● Task instructions
Return the count of lines that hold the string "Predator", with no other words.

(Records from a collection)
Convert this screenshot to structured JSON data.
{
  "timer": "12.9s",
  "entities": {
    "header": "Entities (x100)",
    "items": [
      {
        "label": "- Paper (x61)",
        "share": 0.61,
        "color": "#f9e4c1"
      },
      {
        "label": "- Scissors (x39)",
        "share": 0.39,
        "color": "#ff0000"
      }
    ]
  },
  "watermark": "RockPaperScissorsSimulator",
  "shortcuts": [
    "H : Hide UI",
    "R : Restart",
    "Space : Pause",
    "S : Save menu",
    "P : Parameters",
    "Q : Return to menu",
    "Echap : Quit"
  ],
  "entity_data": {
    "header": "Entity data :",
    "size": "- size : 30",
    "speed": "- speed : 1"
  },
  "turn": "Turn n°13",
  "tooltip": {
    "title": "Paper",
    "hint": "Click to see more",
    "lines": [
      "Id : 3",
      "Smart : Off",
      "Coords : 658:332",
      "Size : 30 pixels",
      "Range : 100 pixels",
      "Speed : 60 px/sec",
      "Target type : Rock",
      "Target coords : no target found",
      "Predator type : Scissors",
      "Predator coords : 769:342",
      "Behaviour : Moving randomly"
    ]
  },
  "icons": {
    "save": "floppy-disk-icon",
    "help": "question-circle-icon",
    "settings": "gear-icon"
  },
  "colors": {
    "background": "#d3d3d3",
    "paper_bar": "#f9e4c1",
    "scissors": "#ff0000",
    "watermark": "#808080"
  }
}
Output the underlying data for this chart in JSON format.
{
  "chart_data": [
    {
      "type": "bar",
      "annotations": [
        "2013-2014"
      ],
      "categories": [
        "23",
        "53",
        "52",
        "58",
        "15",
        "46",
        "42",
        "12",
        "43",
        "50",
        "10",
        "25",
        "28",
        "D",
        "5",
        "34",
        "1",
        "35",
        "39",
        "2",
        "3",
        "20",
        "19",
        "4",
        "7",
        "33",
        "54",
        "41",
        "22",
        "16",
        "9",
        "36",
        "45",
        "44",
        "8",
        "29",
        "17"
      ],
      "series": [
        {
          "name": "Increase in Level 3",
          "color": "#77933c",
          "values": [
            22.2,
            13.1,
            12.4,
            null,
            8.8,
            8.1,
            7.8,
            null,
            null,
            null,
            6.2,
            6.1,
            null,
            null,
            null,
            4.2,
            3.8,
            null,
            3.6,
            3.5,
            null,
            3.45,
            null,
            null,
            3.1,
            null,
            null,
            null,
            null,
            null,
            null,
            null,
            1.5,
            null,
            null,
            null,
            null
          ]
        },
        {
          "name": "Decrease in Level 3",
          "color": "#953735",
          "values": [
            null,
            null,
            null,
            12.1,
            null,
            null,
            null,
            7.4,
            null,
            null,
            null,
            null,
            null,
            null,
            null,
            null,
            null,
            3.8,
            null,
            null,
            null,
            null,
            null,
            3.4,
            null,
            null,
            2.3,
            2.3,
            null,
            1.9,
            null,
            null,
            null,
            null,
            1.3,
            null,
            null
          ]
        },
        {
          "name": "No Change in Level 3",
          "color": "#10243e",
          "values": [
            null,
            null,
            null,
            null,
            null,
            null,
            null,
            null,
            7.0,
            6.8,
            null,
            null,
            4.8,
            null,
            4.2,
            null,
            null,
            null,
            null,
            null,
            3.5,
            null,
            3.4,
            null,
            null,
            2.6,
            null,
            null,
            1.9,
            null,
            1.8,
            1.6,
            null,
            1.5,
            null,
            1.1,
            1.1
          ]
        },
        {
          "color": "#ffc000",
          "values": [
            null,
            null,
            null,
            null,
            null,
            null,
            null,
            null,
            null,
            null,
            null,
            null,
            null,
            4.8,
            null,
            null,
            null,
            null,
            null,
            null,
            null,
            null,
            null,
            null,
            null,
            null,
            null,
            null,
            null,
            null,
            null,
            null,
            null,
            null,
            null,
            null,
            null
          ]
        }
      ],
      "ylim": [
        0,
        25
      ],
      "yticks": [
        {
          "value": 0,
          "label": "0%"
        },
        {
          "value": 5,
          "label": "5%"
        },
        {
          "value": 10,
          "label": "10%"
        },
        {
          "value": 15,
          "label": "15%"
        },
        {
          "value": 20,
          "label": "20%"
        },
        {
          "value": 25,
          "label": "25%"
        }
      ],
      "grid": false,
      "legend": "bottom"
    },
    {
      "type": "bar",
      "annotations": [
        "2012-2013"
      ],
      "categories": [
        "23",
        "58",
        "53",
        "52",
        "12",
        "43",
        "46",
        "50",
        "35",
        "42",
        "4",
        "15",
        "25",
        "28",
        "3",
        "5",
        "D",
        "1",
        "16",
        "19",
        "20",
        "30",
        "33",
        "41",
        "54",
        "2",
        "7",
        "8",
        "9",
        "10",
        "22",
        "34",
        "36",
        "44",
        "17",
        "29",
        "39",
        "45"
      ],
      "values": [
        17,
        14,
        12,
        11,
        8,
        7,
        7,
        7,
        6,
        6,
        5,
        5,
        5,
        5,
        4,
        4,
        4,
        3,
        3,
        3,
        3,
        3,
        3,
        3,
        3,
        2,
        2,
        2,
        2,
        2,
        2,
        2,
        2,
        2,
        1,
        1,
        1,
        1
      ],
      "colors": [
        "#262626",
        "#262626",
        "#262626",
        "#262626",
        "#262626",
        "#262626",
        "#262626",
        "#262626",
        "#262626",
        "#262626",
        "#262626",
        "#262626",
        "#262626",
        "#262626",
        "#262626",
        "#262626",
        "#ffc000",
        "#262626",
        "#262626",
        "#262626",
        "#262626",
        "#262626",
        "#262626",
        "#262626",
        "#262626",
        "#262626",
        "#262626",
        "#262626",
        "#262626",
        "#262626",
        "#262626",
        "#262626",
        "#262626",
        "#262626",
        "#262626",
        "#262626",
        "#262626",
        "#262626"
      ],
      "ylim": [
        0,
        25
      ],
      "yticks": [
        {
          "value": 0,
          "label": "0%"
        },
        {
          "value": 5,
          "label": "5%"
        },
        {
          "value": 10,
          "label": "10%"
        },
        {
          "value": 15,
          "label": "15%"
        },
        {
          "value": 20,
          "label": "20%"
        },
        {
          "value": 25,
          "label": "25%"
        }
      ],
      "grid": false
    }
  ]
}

● Task output
2